* _Task brief_
Copy each line of the listing below exactly.
══════
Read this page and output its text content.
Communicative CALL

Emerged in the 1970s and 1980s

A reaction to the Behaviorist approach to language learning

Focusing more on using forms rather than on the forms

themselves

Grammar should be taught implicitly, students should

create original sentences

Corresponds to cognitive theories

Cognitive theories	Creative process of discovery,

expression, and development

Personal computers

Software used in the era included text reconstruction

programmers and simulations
══════
* _Completed task_
Read this page and output its text content.
Communicative CALL

Emerged in the 1970s and 1980s

A reaction to the Behaviorist approach to language learning

Focusing more on using forms rather than on the forms

themselves

Grammar should be taught implicitly, students should

create original sentences

Corresponds to cognitive theories

Cognitive theories	Creative process of discovery,

expression, and development

Personal computers

Software used in the era included text reconstruction

programmers and simulations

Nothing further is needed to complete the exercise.